What is needed: Find each line containing the string "title" and return it.

Figure record extracts
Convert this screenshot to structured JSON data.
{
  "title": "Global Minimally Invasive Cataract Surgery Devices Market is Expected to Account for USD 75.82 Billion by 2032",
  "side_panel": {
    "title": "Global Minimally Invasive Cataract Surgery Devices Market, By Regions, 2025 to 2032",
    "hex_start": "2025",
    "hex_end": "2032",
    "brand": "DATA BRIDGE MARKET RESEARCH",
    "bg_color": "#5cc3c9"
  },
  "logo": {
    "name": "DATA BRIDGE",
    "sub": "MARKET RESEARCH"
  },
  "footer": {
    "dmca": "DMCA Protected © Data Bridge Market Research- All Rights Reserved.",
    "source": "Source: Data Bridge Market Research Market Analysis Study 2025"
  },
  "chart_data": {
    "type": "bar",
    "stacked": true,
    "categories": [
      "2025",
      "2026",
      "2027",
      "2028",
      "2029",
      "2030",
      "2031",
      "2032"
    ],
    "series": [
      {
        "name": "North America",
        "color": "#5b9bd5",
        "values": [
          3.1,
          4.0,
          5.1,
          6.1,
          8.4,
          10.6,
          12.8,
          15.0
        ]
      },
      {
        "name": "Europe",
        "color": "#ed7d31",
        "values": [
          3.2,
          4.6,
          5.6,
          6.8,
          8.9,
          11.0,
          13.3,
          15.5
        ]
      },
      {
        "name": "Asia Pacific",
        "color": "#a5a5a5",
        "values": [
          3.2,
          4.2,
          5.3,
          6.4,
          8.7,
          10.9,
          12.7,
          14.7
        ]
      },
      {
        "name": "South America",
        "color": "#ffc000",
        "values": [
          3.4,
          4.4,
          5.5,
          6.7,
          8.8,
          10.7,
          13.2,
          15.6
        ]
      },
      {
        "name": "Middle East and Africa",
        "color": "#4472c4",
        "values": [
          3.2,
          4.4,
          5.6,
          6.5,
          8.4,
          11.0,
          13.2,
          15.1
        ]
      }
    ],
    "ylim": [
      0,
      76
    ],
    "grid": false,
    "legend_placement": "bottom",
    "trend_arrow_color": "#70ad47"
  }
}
---
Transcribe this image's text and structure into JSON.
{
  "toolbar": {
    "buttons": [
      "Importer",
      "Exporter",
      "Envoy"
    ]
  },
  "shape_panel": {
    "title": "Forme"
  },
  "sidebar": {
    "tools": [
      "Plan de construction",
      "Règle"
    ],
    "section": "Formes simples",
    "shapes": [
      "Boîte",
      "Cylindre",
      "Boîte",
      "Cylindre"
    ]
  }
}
...
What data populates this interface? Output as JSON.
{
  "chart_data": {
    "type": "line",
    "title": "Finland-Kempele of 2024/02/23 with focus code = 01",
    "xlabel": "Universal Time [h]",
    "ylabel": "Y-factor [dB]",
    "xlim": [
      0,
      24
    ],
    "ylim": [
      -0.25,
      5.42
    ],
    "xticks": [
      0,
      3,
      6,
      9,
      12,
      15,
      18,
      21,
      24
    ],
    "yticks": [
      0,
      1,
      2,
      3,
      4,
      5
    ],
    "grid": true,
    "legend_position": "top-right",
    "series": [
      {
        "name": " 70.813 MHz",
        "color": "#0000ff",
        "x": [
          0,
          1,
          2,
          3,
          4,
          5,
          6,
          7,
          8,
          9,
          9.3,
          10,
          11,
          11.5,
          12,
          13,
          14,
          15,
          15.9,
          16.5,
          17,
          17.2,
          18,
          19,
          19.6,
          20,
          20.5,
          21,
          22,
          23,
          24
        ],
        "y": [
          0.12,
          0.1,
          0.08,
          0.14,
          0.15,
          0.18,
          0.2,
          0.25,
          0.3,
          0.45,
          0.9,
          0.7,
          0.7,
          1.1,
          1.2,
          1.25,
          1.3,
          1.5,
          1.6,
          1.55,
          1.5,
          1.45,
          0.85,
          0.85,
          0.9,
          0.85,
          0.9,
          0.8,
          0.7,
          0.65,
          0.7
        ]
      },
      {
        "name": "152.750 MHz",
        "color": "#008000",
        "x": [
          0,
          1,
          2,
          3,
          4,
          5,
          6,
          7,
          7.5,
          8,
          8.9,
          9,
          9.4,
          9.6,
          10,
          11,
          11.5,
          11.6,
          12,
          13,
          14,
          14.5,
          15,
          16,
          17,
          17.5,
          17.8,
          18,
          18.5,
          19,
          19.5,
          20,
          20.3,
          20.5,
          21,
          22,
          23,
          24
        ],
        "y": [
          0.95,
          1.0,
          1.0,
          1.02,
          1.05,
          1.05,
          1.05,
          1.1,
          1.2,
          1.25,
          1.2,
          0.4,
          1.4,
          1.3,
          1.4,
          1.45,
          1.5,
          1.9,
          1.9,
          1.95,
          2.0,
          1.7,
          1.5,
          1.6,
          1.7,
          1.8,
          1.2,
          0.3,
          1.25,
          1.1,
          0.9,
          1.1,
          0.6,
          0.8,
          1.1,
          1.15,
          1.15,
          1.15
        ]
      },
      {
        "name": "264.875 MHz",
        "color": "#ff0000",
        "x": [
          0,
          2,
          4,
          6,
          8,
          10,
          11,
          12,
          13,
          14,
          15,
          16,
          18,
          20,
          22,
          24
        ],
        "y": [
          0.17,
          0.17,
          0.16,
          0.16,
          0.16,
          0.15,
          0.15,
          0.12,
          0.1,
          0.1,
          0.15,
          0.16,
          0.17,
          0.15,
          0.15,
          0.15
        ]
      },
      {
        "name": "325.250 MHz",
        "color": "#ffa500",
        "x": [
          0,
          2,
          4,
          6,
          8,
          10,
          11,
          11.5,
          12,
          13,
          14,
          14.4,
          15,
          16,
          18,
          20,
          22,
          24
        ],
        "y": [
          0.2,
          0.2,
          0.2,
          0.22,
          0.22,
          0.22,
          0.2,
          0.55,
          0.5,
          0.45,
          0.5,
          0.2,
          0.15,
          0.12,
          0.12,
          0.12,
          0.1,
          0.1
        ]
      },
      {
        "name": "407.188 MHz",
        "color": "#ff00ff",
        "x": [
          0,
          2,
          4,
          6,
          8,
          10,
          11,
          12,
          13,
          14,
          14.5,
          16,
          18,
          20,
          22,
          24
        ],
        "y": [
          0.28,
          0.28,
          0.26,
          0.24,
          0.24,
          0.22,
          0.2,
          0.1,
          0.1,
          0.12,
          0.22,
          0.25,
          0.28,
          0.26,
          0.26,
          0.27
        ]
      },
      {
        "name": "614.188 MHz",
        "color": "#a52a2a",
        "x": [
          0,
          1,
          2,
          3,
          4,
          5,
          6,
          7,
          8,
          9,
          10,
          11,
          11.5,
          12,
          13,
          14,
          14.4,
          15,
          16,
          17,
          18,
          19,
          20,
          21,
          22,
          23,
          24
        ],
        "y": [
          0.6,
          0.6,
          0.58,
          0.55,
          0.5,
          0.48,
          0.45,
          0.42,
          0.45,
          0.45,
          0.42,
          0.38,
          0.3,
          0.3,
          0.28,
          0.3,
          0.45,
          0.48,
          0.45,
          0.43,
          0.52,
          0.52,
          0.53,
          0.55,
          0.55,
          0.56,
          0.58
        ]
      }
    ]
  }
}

Result of this task:
  "title": "Global Minimally Invasive Cataract Surgery Devices Market is Expected to Account for USD 75.82 Billion by 2032",
    "title": "Global Minimally Invasive Cataract Surgery Devices Market, By Regions, 2025 to 2032",
    "title": "Forme"
    "title": "Finland-Kempele of 2024/02/23 with focus code = 01",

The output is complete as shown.